### Your goal
In this exercise, return the whole listing exactly, excluding any images.

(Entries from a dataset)
--------
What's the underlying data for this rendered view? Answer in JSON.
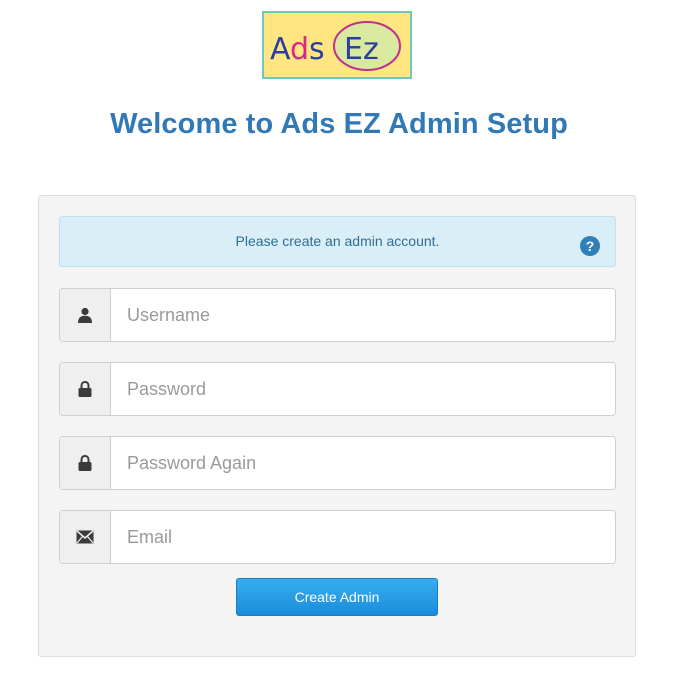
{
  "logo": {
    "text_left": "Ads",
    "text_right": "Ez"
  },
  "header": {
    "title": "Welcome to Ads EZ Admin Setup"
  },
  "alert": {
    "message": "Please create an admin account.",
    "help_glyph": "?"
  },
  "form": {
    "fields": [
      {
        "name": "username",
        "placeholder": "Username",
        "icon": "user-icon",
        "value": ""
      },
      {
        "name": "password",
        "placeholder": "Password",
        "icon": "lock-icon",
        "value": ""
      },
      {
        "name": "password_again",
        "placeholder": "Password Again",
        "icon": "lock-icon",
        "value": ""
      },
      {
        "name": "email",
        "placeholder": "Email",
        "icon": "envelope-icon",
        "value": ""
      }
    ],
    "submit_label": "Create Admin"
  },
  "colors": {
    "title": "#3179b6",
    "alert_bg": "#daeef8",
    "alert_text": "#2f6f95",
    "button": "#1a8cdb",
    "logo_bg": "#ffe680",
    "logo_border": "#6fc7c0"
  }
}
--------
### Final answer
What's the underlying data for this rendered view? Answer in JSON.
{
  "logo": {
    "text_left": "Ads",
    "text_right": "Ez"
  },
  "header": {
    "title": "Welcome to Ads EZ Admin Setup"
  },
  "alert": {
    "message": "Please create an admin account.",
    "help_glyph": "?"
  },
  "form": {
    "fields": [
      {
        "name": "username",
        "placeholder": "Username",
        "icon": "user-icon",
        "value": ""
      },
      {
        "name": "password",
        "placeholder": "Password",
        "icon": "lock-icon",
        "value": ""
      },
      {
        "name": "password_again",
        "placeholder": "Password Again",
        "icon": "lock-icon",
        "value": ""
      },
      {
        "name": "email",
        "placeholder": "Email",
        "icon": "envelope-icon",
        "value": ""
      }
    ],
    "submit_label": "Create Admin"
  },
  "colors": {
    "title": "#3179b6",
    "alert_bg": "#daeef8",
    "alert_text": "#2f6f95",
    "button": "#1a8cdb",
    "logo_bg": "#ffe680",
    "logo_border": "#6fc7c0"
  }
}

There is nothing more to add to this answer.